### Problem requirements
Locate each line in the records containing "abordar". Copy it.

____

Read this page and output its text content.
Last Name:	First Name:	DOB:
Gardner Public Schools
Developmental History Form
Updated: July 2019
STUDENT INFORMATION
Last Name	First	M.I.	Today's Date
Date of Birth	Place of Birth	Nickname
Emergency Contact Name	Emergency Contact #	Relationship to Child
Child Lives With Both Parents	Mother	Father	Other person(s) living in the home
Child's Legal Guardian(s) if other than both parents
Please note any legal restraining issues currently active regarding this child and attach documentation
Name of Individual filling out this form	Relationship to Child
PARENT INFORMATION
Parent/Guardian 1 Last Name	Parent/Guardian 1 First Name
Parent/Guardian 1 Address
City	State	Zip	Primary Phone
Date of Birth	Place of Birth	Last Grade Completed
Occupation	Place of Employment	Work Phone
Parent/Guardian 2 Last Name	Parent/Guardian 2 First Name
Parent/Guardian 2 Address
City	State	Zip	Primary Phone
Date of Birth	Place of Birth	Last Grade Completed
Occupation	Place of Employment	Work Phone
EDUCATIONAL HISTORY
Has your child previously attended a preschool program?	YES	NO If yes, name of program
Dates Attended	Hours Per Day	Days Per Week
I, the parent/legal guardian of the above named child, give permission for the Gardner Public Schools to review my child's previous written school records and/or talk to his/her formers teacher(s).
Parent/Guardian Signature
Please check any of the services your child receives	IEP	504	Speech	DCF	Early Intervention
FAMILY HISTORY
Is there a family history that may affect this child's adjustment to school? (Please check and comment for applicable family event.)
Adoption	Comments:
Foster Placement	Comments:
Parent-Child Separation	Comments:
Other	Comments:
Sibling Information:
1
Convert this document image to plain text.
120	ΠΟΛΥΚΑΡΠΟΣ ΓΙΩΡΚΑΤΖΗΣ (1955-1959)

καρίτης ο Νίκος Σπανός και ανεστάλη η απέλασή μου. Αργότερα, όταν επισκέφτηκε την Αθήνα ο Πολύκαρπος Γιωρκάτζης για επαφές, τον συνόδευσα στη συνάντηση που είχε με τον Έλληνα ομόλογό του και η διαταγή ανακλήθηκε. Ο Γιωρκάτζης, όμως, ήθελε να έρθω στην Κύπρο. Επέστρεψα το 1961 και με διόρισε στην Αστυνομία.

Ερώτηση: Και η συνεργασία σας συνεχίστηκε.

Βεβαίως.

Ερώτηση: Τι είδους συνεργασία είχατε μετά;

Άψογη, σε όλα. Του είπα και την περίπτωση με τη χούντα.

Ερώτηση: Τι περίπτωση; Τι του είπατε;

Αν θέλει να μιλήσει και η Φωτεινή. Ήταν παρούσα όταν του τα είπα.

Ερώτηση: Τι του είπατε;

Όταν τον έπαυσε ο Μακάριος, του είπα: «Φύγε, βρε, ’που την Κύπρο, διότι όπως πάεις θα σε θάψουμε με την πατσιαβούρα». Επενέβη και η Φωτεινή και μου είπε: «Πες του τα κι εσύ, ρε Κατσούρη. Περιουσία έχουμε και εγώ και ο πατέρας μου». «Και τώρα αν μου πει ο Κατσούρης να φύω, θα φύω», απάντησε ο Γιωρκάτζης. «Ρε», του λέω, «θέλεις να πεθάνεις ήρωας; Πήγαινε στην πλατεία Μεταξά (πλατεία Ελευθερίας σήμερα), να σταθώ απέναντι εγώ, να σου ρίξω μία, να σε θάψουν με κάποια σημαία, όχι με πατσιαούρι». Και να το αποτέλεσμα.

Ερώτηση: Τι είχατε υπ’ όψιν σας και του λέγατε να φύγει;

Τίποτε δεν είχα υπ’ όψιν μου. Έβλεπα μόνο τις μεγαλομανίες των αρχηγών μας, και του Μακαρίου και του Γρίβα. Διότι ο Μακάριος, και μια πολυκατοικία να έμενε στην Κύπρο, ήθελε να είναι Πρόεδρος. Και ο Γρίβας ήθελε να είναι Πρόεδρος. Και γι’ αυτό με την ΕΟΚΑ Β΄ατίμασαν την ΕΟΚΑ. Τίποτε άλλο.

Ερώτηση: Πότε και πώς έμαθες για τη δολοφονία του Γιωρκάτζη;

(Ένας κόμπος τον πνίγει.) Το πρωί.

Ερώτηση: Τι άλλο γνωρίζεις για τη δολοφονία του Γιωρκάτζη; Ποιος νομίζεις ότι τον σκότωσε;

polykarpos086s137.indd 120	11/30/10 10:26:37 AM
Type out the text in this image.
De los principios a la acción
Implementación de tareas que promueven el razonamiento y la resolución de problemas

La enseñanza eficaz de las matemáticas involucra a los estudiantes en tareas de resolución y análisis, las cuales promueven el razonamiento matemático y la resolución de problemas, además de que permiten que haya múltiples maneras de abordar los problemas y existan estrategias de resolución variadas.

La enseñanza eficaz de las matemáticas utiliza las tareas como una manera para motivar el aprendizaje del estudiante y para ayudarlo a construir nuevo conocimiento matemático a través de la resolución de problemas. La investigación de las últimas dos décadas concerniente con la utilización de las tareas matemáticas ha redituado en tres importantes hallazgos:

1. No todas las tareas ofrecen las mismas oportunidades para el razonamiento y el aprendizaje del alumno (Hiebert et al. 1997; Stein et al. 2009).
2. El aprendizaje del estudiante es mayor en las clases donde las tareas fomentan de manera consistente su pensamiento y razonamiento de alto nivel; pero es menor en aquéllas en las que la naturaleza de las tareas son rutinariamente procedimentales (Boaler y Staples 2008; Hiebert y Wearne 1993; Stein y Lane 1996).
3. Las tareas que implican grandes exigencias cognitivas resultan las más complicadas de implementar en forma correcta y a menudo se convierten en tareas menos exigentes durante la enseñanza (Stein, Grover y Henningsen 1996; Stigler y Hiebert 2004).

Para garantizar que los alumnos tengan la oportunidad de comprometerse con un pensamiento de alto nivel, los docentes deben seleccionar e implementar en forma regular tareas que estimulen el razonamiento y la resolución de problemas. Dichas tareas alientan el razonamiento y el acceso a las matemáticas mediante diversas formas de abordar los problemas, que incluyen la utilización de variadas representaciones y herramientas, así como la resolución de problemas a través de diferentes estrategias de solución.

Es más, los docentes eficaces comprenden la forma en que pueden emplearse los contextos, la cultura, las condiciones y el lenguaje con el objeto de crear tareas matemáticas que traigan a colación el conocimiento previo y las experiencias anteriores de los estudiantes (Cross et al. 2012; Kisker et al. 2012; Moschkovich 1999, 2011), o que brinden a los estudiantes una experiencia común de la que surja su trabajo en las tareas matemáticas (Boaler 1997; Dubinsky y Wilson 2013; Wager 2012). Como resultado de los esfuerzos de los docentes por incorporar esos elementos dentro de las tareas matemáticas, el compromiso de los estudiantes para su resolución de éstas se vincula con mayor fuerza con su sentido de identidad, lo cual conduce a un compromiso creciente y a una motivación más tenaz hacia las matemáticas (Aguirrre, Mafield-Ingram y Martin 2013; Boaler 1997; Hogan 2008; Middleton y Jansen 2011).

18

____

### Result of this task
La enseñanza eficaz de las matemáticas involucra a los estudiantes en tareas de resolución y análisis, las cuales promueven el razonamiento matemático y la resolución de problemas, además de que permiten que haya múltiples maneras de abordar los problemas y existan estrategias de resolución variadas.
Para garantizar que los alumnos tengan la oportunidad de comprometerse con un pensamiento de alto nivel, los docentes deben seleccionar e implementar en forma regular tareas que estimulen el razonamiento y la resolución de problemas. Dichas tareas alientan el razonamiento y el acceso a las matemáticas mediante diversas formas de abordar los problemas, que incluyen la utilización de variadas representaciones y herramientas, así como la resolución de problemas a través de diferentes estrategias de solución.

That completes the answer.